Extracted data entries
+++

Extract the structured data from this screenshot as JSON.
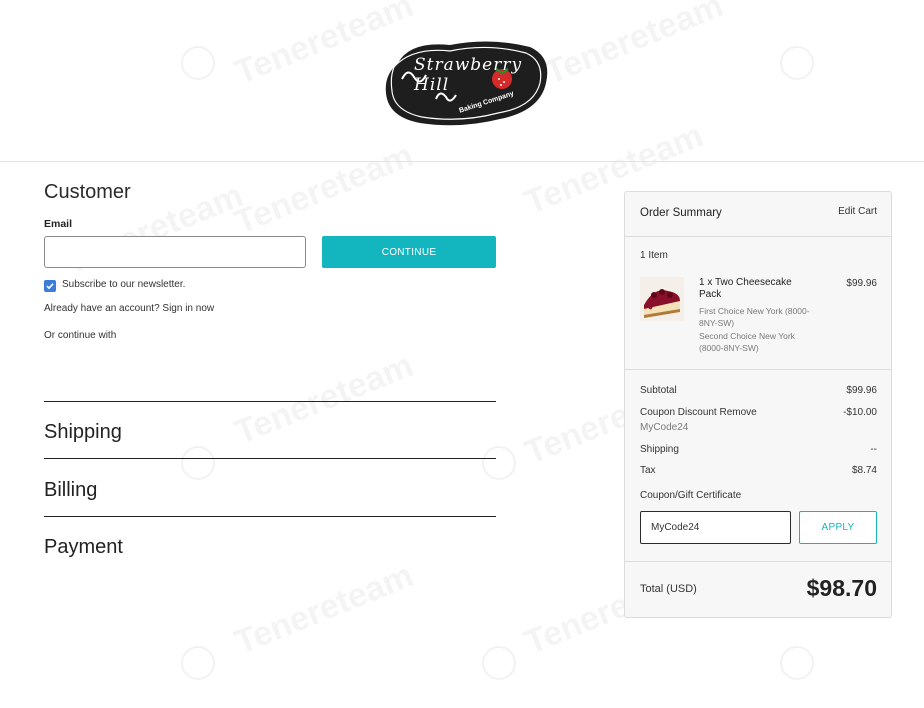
{
  "brand": {
    "logo_text": "Strawberry Hill",
    "logo_subtext": "Baking Company",
    "watermark_text": "Tenereteam"
  },
  "customer": {
    "title": "Customer",
    "email_label": "Email",
    "email_value": "",
    "continue_label": "CONTINUE",
    "subscribe_label": "Subscribe to our newsletter.",
    "subscribe_checked": true,
    "signin_text": "Already have an account? Sign in now",
    "or_continue_text": "Or continue with"
  },
  "steps": {
    "shipping": "Shipping",
    "billing": "Billing",
    "payment": "Payment"
  },
  "summary": {
    "title": "Order Summary",
    "edit_cart": "Edit Cart",
    "item_count": "1 Item",
    "item": {
      "name": "1 x Two Cheesecake Pack",
      "price": "$99.96",
      "options": [
        "First Choice New York (8000-8NY-SW)",
        "Second Choice New York (8000-8NY-SW)"
      ]
    },
    "subtotal_label": "Subtotal",
    "subtotal_value": "$99.96",
    "coupon_label": "Coupon Discount Remove",
    "coupon_code": "MyCode24",
    "coupon_value": "-$10.00",
    "shipping_label": "Shipping",
    "shipping_value": "--",
    "tax_label": "Tax",
    "tax_value": "$8.74",
    "gift_label": "Coupon/Gift Certificate",
    "gift_input_value": "MyCode24",
    "apply_label": "APPLY",
    "total_label": "Total (USD)",
    "total_value": "$98.70"
  },
  "colors": {
    "accent": "#13b5be",
    "checkbox": "#3b7dd8",
    "summary_bg": "#f7f7f8"
  }
}
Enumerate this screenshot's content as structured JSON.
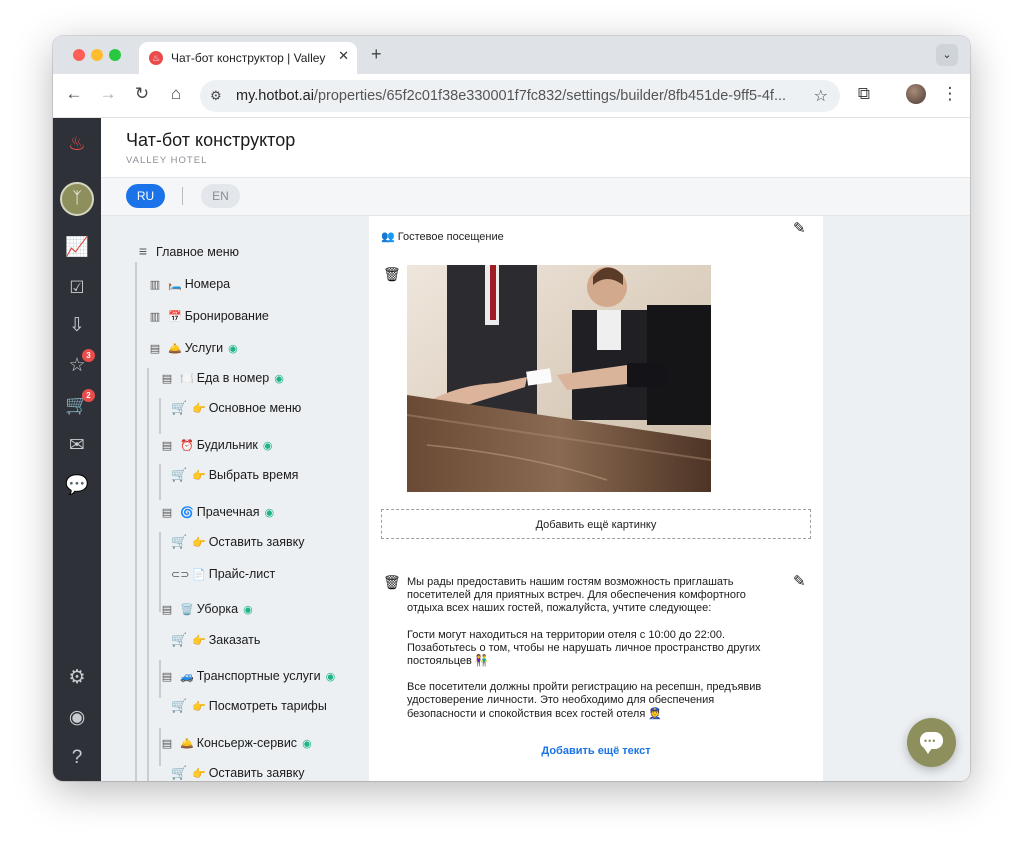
{
  "browser": {
    "tab_title": "Чат-бот конструктор | Valley",
    "tab_close": "✕",
    "new_tab": "+",
    "url_domain": "my.hotbot.ai",
    "url_path": "/properties/65f2c01f38e330001f7fc832/settings/builder/8fb451de-9ff5-4f..."
  },
  "header": {
    "title": "Чат-бот конструктор",
    "subtitle": "VALLEY HOTEL"
  },
  "languages": {
    "active": "RU",
    "inactive": "EN"
  },
  "sidebar": {
    "badges": {
      "favorites": "3",
      "cart": "2"
    }
  },
  "tree": {
    "root": "Главное меню",
    "rooms": {
      "emoji": "🛏️",
      "label": "Номера"
    },
    "booking": {
      "emoji": "📅",
      "label": "Бронирование"
    },
    "services": {
      "emoji": "🛎️",
      "label": "Услуги"
    },
    "food": {
      "emoji": "🍽️",
      "label": "Еда в номер"
    },
    "food_menu": {
      "emoji": "👉",
      "label": "Основное меню"
    },
    "alarm": {
      "emoji": "⏰",
      "label": "Будильник"
    },
    "alarm_time": {
      "emoji": "👉",
      "label": "Выбрать время"
    },
    "laundry": {
      "emoji": "🌀",
      "label": "Прачечная"
    },
    "laundry_request": {
      "emoji": "👉",
      "label": "Оставить заявку"
    },
    "laundry_prices": {
      "emoji": "📄",
      "label": "Прайс-лист"
    },
    "cleaning": {
      "emoji": "🗑️",
      "label": "Уборка"
    },
    "cleaning_order": {
      "emoji": "👉",
      "label": "Заказать"
    },
    "transport": {
      "emoji": "🚙",
      "label": "Транспортные услуги"
    },
    "transport_rates": {
      "emoji": "👉",
      "label": "Посмотреть тарифы"
    },
    "concierge": {
      "emoji": "🛎️",
      "label": "Консьерж-сервис"
    },
    "concierge_request": {
      "emoji": "👉",
      "label": "Оставить заявку"
    }
  },
  "content": {
    "title": "👥 Гостевое посещение",
    "add_image": "Добавить ещё картинку",
    "text_paragraphs": [
      "Мы рады предоставить нашим гостям возможность приглашать посетителей для приятных встреч. Для обеспечения комфортного отдыха всех наших гостей, пожалуйста, учтите следующее:",
      "Гости могут находиться на территории отеля с 10:00 до 22:00. Позаботьтесь о том, чтобы не нарушать личное пространство других постояльцев 👫",
      "Все посетители должны пройти регистрацию на ресепшн, предъявив удостоверение личности. Это необходимо для обеспечения безопасности и спокойствия всех гостей отеля 👮"
    ],
    "add_text": "Добавить ещё текст"
  },
  "colors": {
    "sidebar_bg": "#2e3238",
    "accent_blue": "#1a73e8",
    "brand_olive": "#8d8f5c",
    "badge_red": "#ea4c4c",
    "flow_green": "#1db585"
  }
}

+++

Can you repeat every record above exactly, apart from the pictures?

Extract the structured data from this screenshot as JSON.
{
  "brand": {
    "logo_text": "Strawberry Hill",
    "logo_subtext": "Baking Company",
    "watermark_text": "Tenereteam"
  },
  "customer": {
    "title": "Customer",
    "email_label": "Email",
    "email_value": "",
    "continue_label": "CONTINUE",
    "subscribe_label": "Subscribe to our newsletter.",
    "subscribe_checked": true,
    "signin_text": "Already have an account? Sign in now",
    "or_continue_text": "Or continue with"
  },
  "steps": {
    "shipping": "Shipping",
    "billing": "Billing",
    "payment": "Payment"
  },
  "summary": {
    "title": "Order Summary",
    "edit_cart": "Edit Cart",
    "item_count": "1 Item",
    "item": {
      "name": "1 x Two Cheesecake Pack",
      "price": "$99.96",
      "options": [
        "First Choice New York (8000-8NY-SW)",
        "Second Choice New York (8000-8NY-SW)"
      ]
    },
    "subtotal_label": "Subtotal",
    "subtotal_value": "$99.96",
    "coupon_label": "Coupon Discount Remove",
    "coupon_code": "MyCode24",
    "coupon_value": "-$10.00",
    "shipping_label": "Shipping",
    "shipping_value": "--",
    "tax_label": "Tax",
    "tax_value": "$8.74",
    "gift_label": "Coupon/Gift Certificate",
    "gift_input_value": "MyCode24",
    "apply_label": "APPLY",
    "total_label": "Total (USD)",
    "total_value": "$98.70"
  },
  "colors": {
    "accent": "#13b5be",
    "checkbox": "#3b7dd8",
    "summary_bg": "#f7f7f8"
  }
}
Enumerate this screenshot's content as structured JSON.
{
  "browser": {
    "tab_title": "Чат-бот конструктор | Valley",
    "tab_close": "✕",
    "new_tab": "+",
    "url_domain": "my.hotbot.ai",
    "url_path": "/properties/65f2c01f38e330001f7fc832/settings/builder/8fb451de-9ff5-4f..."
  },
  "header": {
    "title": "Чат-бот конструктор",
    "subtitle": "VALLEY HOTEL"
  },
  "languages": {
    "active": "RU",
    "inactive": "EN"
  },
  "sidebar": {
    "badges": {
      "favorites": "3",
      "cart": "2"
    }
  },
  "tree": {
    "root": "Главное меню",
    "rooms": {
      "emoji": "🛏️",
      "label": "Номера"
    },
    "booking": {
      "emoji": "📅",
      "label": "Бронирование"
    },
    "services": {
      "emoji": "🛎️",
      "label": "Услуги"
    },
    "food": {
      "emoji": "🍽️",
      "label": "Еда в номер"
    },
    "food_menu": {
      "emoji": "👉",
      "label": "Основное меню"
    },
    "alarm": {
      "emoji": "⏰",
      "label": "Будильник"
    },
    "alarm_time": {
      "emoji": "👉",
      "label": "Выбрать время"
    },
    "laundry": {
      "emoji": "🌀",
      "label": "Прачечная"
    },
    "laundry_request": {
      "emoji": "👉",
      "label": "Оставить заявку"
    },
    "laundry_prices": {
      "emoji": "📄",
      "label": "Прайс-лист"
    },
    "cleaning": {
      "emoji": "🗑️",
      "label": "Уборка"
    },
    "cleaning_order": {
      "emoji": "👉",
      "label": "Заказать"
    },
    "transport": {
      "emoji": "🚙",
      "label": "Транспортные услуги"
    },
    "transport_rates": {
      "emoji": "👉",
      "label": "Посмотреть тарифы"
    },
    "concierge": {
      "emoji": "🛎️",
      "label": "Консьерж-сервис"
    },
    "concierge_request": {
      "emoji": "👉",
      "label": "Оставить заявку"
    }
  },
  "content": {
    "title": "👥 Гостевое посещение",
    "add_image": "Добавить ещё картинку",
    "text_paragraphs": [
      "Мы рады предоставить нашим гостям возможность приглашать посетителей для приятных встреч. Для обеспечения комфортного отдыха всех наших гостей, пожалуйста, учтите следующее:",
      "Гости могут находиться на территории отеля с 10:00 до 22:00. Позаботьтесь о том, чтобы не нарушать личное пространство других постояльцев 👫",
      "Все посетители должны пройти регистрацию на ресепшн, предъявив удостоверение личности. Это необходимо для обеспечения безопасности и спокойствия всех гостей отеля 👮"
    ],
    "add_text": "Добавить ещё текст"
  },
  "colors": {
    "sidebar_bg": "#2e3238",
    "accent_blue": "#1a73e8",
    "brand_olive": "#8d8f5c",
    "badge_red": "#ea4c4c",
    "flow_green": "#1db585"
  }
}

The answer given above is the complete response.